### Stated goal
Find each line containing the string "collateral". Copy it.

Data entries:
• • • • •

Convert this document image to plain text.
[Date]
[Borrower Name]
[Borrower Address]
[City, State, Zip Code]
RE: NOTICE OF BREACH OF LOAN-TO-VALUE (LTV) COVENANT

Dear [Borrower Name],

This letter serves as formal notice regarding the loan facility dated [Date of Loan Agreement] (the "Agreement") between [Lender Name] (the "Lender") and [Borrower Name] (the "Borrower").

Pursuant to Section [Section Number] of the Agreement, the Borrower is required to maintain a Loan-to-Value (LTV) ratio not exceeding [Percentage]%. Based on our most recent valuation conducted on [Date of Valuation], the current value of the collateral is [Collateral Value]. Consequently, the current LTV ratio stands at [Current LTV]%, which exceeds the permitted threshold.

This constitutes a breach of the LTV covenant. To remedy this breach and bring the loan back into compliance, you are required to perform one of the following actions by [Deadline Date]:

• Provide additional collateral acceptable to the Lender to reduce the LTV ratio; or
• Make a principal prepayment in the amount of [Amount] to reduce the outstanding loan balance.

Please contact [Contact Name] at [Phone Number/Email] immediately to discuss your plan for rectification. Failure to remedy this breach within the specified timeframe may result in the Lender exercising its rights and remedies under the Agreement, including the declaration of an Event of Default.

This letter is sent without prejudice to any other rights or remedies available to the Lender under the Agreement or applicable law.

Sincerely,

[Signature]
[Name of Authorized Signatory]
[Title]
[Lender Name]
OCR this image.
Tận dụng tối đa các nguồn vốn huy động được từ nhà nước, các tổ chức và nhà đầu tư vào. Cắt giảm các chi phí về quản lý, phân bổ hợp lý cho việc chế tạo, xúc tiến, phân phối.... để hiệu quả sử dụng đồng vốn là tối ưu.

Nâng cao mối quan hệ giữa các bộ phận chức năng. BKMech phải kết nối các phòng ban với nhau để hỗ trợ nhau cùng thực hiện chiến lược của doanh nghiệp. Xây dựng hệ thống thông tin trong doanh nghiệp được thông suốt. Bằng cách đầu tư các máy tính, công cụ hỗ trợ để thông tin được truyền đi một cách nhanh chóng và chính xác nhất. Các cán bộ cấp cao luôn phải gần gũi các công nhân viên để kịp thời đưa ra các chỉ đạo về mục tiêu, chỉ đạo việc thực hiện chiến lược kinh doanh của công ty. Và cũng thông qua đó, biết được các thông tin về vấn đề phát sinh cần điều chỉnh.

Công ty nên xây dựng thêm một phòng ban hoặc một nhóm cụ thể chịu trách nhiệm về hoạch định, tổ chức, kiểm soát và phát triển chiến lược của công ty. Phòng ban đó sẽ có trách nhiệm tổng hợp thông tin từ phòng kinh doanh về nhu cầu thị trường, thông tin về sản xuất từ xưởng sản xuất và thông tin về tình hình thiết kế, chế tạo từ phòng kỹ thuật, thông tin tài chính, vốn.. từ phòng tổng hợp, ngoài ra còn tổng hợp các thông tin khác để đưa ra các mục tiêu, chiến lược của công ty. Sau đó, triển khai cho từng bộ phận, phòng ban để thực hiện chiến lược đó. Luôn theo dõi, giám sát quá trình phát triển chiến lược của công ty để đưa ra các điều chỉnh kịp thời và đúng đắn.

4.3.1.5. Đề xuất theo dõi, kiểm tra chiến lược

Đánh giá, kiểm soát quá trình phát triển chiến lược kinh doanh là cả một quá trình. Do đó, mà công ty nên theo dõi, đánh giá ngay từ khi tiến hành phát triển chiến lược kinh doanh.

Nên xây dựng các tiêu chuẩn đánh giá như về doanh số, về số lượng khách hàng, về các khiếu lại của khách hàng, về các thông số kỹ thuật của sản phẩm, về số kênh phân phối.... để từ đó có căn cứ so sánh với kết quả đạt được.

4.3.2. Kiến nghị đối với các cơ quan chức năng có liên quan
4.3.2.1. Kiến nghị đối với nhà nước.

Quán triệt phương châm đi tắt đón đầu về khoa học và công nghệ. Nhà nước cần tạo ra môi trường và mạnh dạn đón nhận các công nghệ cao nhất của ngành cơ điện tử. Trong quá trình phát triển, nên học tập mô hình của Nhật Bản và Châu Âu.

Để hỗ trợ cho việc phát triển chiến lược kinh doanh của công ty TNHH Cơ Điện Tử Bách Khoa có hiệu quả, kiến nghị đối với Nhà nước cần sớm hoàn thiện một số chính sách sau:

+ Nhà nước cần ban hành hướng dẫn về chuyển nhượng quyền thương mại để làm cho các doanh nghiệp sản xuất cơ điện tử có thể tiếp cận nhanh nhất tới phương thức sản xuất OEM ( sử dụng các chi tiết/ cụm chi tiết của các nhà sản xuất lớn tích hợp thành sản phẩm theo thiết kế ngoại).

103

• • • • •

### Answer to the exercise
Pursuant to Section [Section Number] of the Agreement, the Borrower is required to maintain a Loan-to-Value (LTV) ratio not exceeding [Percentage]%. Based on our most recent valuation conducted on [Date of Valuation], the current value of the collateral is [Collateral Value]. Consequently, the current LTV ratio stands at [Current LTV]%, which exceeds the permitted threshold.
• Provide additional collateral acceptable to the Lender to reduce the LTV ratio; or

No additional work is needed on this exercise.